The shrinking domain

So why doesn’t it feel that way? Why does it feel as if we’re losing?
In 2008, when the US economy was on the verge of implosion, so was US standing as a model for the world. Remember the “BRICs”? Pundits proclaimed the rise of Brazil, Russia, India and China. The latter especially was ascendant. Democracy seemed to have led the West down the drain, while the authoritarian Communists in Beijing were building fast trains and creating good jobs. The United States was in no position to tell them or anyone else what to do.
Today that conventional wisdom doesn’t seem so wise. India has a reform government, but the magnitude of its task is clearer than ever. Brazil is stagnating, Russia is going backward, China is slowing. Europe is focused inward, threatened by weak links such as Greece and terrified of an immigrant tide.
“Right now,” Obama said on CBS’ “60 Minutes” a week ago, “Our economy is much stronger relative to the rest of the world. China, Europe, emerging markets, they’re all having problems.” Longer-term trends, especially demographic, favor the United States, too. Five of the 10 most populous nations in 1950 were from the “First World.” Of those, only the US will remain on the list a century later, thanks in large part to immigration, which in turn reflects still other American strengths — in education, entrepreneurship, rule of law — that keep this nation a magnet unlike any other. And yet, if the US is the leader of the free world, its domain after two Obama terms is shrinking. According to Freedom House, global freedom has declined every year that Obama has been in office. The number of countries ranked “Not Free” has risen from 42 in 2008 to 51.
China, tightening the screws at home, is pushing US allies around in East Asia and the South China Sea with expansive territorial claims and new naval outposts. Russia has dismembered the Western-leaning Ukraine, dismissing US protests.
Daesh has accomplished something that Al-Qaeda never managed: A state of its own. When CBS’ Steve Kroft asked Obama in that same interview whether the world is safer than when he took office, the president didn’t try to make the case. “America is a safer place” was the most he would venture, and it’s not clear his own security team would agree. What explains this apparent contradiction? If what Marxist-Leninists might have called the correlation of forces is increasingly in US favor, why does actual US influence seem to be waning in so much of the world?

==========

### Set exercise
According to the passage on America's shrinking domain, how much did the number of countries Freedom House ranked "Not Free" change from 2008? The entries play no part in this exercise.

==========

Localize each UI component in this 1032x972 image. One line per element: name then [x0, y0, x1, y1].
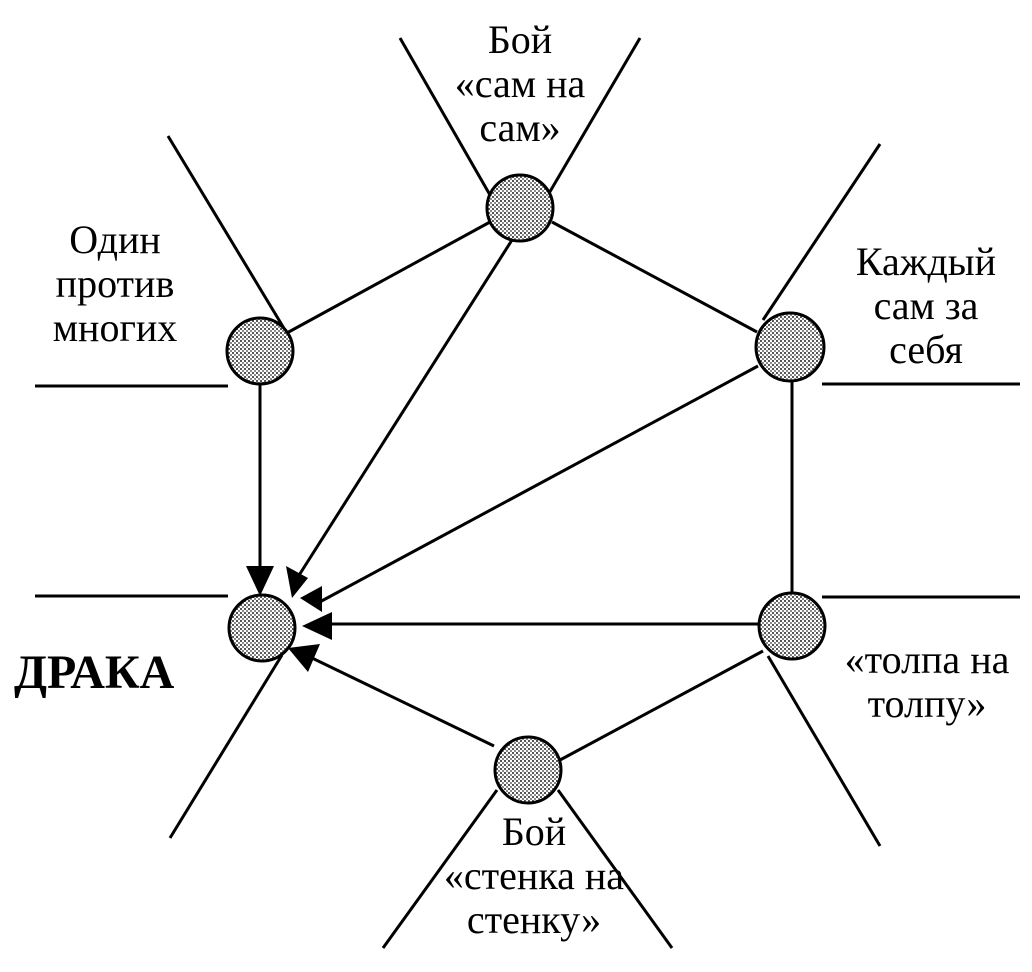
label-lower-right-line1: «толпа на — [844, 637, 1010, 682]
nodes — [225, 173, 827, 805]
label-lower-right-line2: толпу» — [867, 681, 987, 726]
spoke-top-right — [546, 37, 642, 196]
arrow-line-from-upper-right — [315, 364, 759, 606]
arrowhead-from-lower-right — [302, 612, 332, 640]
spoke-bottom-right — [556, 789, 674, 949]
node-lower-right — [757, 591, 827, 661]
spoke-bottom-left — [381, 789, 499, 949]
label-upper-left-line1: Один — [69, 217, 161, 262]
label-upper-right-line3: себя — [889, 327, 963, 372]
label-upper-right-line1: Каждый — [855, 239, 997, 284]
arrowhead-from-upper-left — [246, 566, 274, 596]
label-bottom-line3: стенку» — [466, 897, 602, 942]
label-upper-left-line2: против — [55, 261, 175, 306]
label-upper-left-line3: многих — [52, 305, 178, 350]
label-top-line2: «сам на — [454, 61, 586, 106]
label-lower-right: «толпа на толпу» — [828, 638, 1026, 726]
arrow-line-from-bottom — [311, 656, 495, 748]
node-bottom — [493, 735, 563, 805]
label-upper-right-line2: сам за — [873, 283, 979, 328]
center-label: ДРАКА — [14, 646, 175, 699]
spoke-upper-left-diag — [166, 135, 287, 331]
label-bottom-line1: Бой — [501, 809, 567, 854]
label-upper-left: Один против многих — [30, 218, 200, 350]
spoke-lower-right-diag — [766, 655, 882, 847]
node-top — [485, 173, 555, 243]
spoke-top-left — [398, 37, 492, 196]
arrow-line-from-top — [294, 239, 514, 581]
edges — [284, 220, 794, 762]
label-upper-right: Каждый сам за себя — [840, 240, 1012, 372]
edge-top-upper-left — [284, 220, 491, 336]
node-upper-right — [754, 311, 826, 383]
arrowhead-from-upper-right — [300, 586, 322, 612]
label-bottom-line2: «стенка на — [443, 853, 625, 898]
label-top-line1: Бой — [487, 17, 553, 62]
node-upper-left — [225, 316, 295, 386]
arrowhead-from-bottom — [288, 644, 320, 672]
spoke-upper-right-diag — [761, 143, 882, 321]
edge-top-upper-right — [551, 220, 758, 334]
spoke-center-diag — [168, 654, 284, 839]
arrows — [246, 239, 760, 748]
label-bottom: Бой «стенка на стенку» — [424, 810, 644, 942]
spokes — [35, 37, 1020, 949]
label-top-line3: сам» — [479, 105, 561, 150]
label-top: Бой «сам на сам» — [440, 18, 600, 150]
edge-lower-right-bottom — [559, 649, 764, 762]
arrowhead-from-top — [286, 566, 308, 598]
node-center — [227, 593, 297, 663]
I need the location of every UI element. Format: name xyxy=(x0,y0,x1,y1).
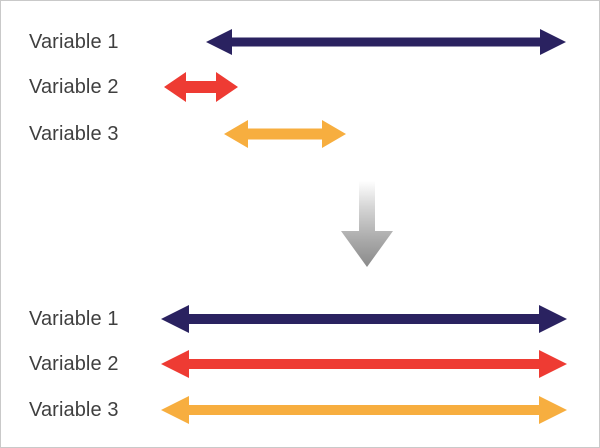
arrow-after-variable-1 xyxy=(161,296,567,342)
label-before-variable-2: Variable 2 xyxy=(29,76,119,98)
arrow-before-variable-3 xyxy=(224,111,346,157)
row-after-variable-2: Variable 2 xyxy=(1,341,599,387)
arrow-after-variable-2 xyxy=(161,341,567,387)
double-arrow-icon xyxy=(224,120,346,148)
down-arrow-gradient-icon xyxy=(341,181,393,267)
arrow-before-variable-2 xyxy=(164,64,238,110)
panel-after: Variable 1 Variable 2 Variable 3 xyxy=(1,291,599,447)
row-before-variable-2: Variable 2 xyxy=(1,64,599,110)
row-after-variable-3: Variable 3 xyxy=(1,387,599,433)
double-arrow-icon xyxy=(161,396,567,424)
double-arrow-icon xyxy=(161,305,567,333)
transition-down-arrow xyxy=(339,181,395,267)
arrow-before-variable-1 xyxy=(206,19,566,65)
arrow-after-variable-3 xyxy=(161,387,567,433)
row-before-variable-3: Variable 3 xyxy=(1,111,599,157)
double-arrow-icon xyxy=(206,29,566,55)
panel-before: Variable 1 Variable 2 Variable 3 xyxy=(1,1,599,171)
label-before-variable-3: Variable 3 xyxy=(29,123,119,145)
label-after-variable-3: Variable 3 xyxy=(29,399,119,421)
label-after-variable-1: Variable 1 xyxy=(29,308,119,330)
double-arrow-icon xyxy=(161,350,567,378)
label-before-variable-1: Variable 1 xyxy=(29,31,119,53)
row-after-variable-1: Variable 1 xyxy=(1,296,599,342)
row-before-variable-1: Variable 1 xyxy=(1,19,599,65)
label-after-variable-2: Variable 2 xyxy=(29,353,119,375)
double-arrow-icon xyxy=(164,72,238,102)
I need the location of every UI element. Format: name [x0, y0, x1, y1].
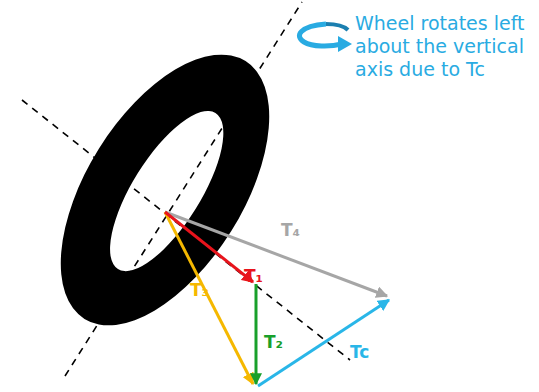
t2-label: T₂	[264, 334, 283, 351]
t3-label: T₃	[190, 282, 209, 299]
t3-vector	[165, 212, 253, 384]
tc-vector	[258, 300, 389, 386]
rotation-arrow-icon	[299, 24, 352, 52]
t4-label: T₄	[281, 222, 300, 239]
tc-label: Tc	[350, 344, 369, 361]
wheel	[18, 20, 311, 360]
axle-axis	[22, 100, 350, 360]
t1-vector	[165, 212, 253, 282]
t2-vector	[255, 284, 258, 384]
wheel-plane-axis	[65, 2, 302, 376]
t1-label: T₁	[244, 268, 263, 285]
rotation-note: Wheel rotates left about the vertical ax…	[355, 12, 535, 82]
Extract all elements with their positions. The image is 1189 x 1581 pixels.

==========

### Solution to this problem
It rose from 42 in 2008 to 51.